-- BEGIN Provided data --
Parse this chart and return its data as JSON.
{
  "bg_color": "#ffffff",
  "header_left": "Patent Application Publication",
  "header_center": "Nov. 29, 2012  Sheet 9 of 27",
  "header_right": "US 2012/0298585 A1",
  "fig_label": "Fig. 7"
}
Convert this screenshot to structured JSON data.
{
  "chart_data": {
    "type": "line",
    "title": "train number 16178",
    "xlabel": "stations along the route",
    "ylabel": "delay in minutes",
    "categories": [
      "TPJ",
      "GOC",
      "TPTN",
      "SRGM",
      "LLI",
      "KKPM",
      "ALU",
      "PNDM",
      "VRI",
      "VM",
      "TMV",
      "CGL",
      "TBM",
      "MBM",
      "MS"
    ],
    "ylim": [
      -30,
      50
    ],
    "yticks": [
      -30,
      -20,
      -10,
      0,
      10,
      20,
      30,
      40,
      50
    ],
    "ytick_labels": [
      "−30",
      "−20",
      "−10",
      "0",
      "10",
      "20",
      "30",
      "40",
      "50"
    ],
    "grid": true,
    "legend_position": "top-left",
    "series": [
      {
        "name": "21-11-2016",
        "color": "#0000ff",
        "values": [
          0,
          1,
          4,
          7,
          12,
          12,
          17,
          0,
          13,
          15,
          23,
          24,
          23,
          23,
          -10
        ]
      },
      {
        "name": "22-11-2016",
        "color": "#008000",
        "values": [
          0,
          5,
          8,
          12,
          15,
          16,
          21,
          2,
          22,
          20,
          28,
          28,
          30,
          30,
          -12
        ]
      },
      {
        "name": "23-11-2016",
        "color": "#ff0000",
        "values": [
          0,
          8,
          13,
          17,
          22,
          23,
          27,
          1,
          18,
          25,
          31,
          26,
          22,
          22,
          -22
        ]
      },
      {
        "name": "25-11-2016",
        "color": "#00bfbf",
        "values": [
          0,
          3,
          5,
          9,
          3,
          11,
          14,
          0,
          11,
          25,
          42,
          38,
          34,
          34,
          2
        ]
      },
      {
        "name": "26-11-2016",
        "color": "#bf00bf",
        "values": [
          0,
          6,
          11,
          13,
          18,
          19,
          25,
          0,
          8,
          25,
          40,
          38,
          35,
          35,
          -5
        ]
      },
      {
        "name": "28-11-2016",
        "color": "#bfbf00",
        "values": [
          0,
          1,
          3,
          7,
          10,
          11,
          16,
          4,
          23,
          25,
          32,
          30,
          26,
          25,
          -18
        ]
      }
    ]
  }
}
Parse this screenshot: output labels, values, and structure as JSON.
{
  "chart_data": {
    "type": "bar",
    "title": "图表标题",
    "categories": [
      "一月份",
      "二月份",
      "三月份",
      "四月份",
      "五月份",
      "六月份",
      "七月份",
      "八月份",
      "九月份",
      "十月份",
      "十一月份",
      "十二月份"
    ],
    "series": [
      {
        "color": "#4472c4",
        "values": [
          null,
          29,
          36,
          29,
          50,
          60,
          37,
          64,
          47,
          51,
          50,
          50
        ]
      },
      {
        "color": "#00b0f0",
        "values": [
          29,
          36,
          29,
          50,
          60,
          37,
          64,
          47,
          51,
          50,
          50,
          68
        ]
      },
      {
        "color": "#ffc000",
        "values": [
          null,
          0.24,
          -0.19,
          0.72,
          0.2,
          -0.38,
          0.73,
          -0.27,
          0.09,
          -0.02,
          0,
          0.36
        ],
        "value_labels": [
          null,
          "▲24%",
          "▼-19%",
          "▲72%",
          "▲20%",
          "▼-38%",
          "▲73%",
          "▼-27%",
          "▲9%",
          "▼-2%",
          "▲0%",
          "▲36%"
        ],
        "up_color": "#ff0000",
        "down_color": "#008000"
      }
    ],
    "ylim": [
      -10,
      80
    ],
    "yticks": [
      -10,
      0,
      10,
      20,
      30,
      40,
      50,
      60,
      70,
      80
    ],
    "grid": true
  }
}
-- END Provided data --
Copy out all lines that carry the word "title".

    "title": "train number 16178",
    "title": "图表标题",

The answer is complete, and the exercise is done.